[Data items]

**********

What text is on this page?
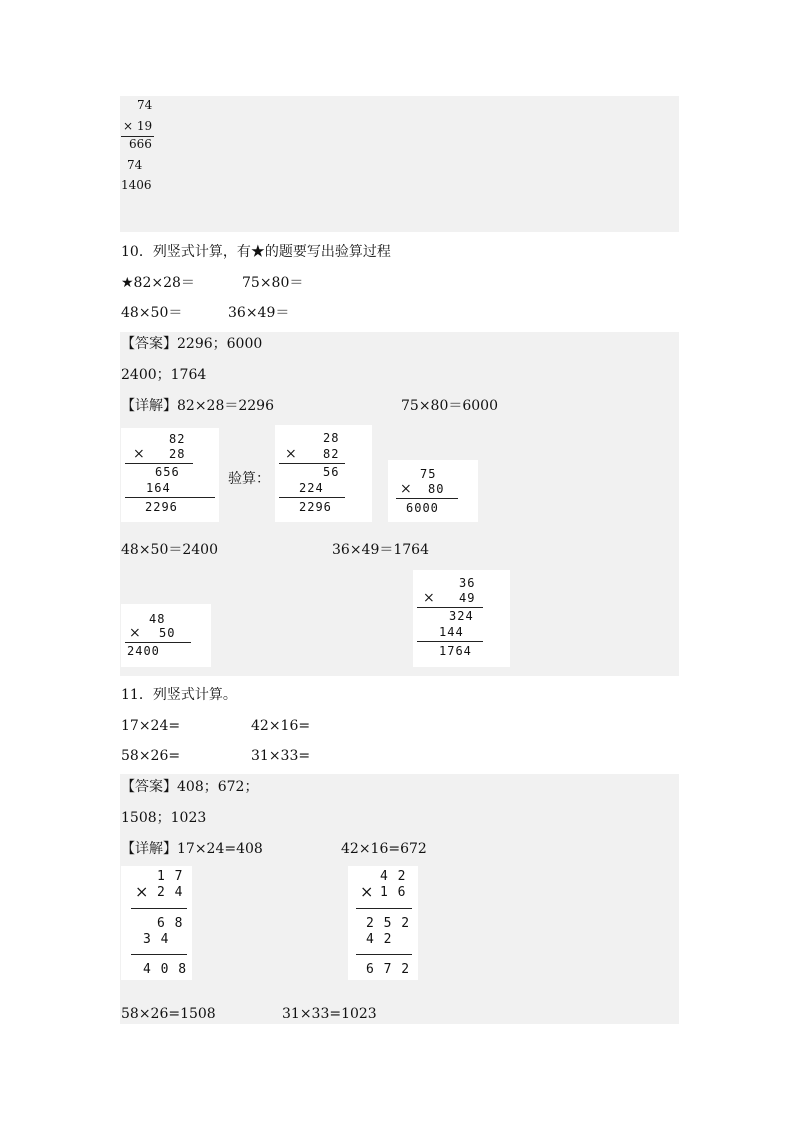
74
× 19
666
74
1406
10．列竖式计算，有★的题要写出验算过程
★82×28＝	75×80＝
48×50＝	36×49＝
【答案】2296；6000
2400；1764
【详解】82×28＝2296	75×80＝6000
82
× 28
656
164
2296
验算：
28
× 82
56
224
2296
75
× 80
6000
48×50＝2400	36×49＝1764
36
× 49
324
144
1764
48
× 50
2400
11．列竖式计算。
17×24=	42×16=
58×26=	31×33=
【答案】408；672；
1508；1023
【详解】17×24=408	42×16=672
1 7
× 2 4
6 8
3 4
4 0 8
4 2
× 1 6
2 5 2
4 2
6 7 2
58×26=1508	31×33=1023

**********

Each entry should be repeated exactly as it appears; the pictures stay out.

(TASK OUTPUT)
What text is on this page?
74
× 19
666
74
1406
10．列竖式计算，有★的题要写出验算过程
★82×28＝	75×80＝
48×50＝	36×49＝
【答案】2296；6000
2400；1764
【详解】82×28＝2296	75×80＝6000
82
× 28
656
164
2296
验算：
28
× 82
56
224
2296
75
× 80
6000
48×50＝2400	36×49＝1764
36
× 49
324
144
1764
48
× 50
2400
11．列竖式计算。
17×24=	42×16=
58×26=	31×33=
【答案】408；672；
1508；1023
【详解】17×24=408	42×16=672
1 7
× 2 4
6 8
3 4
4 0 8
4 2
× 1 6
2 5 2
4 2
6 7 2
58×26=1508	31×33=1023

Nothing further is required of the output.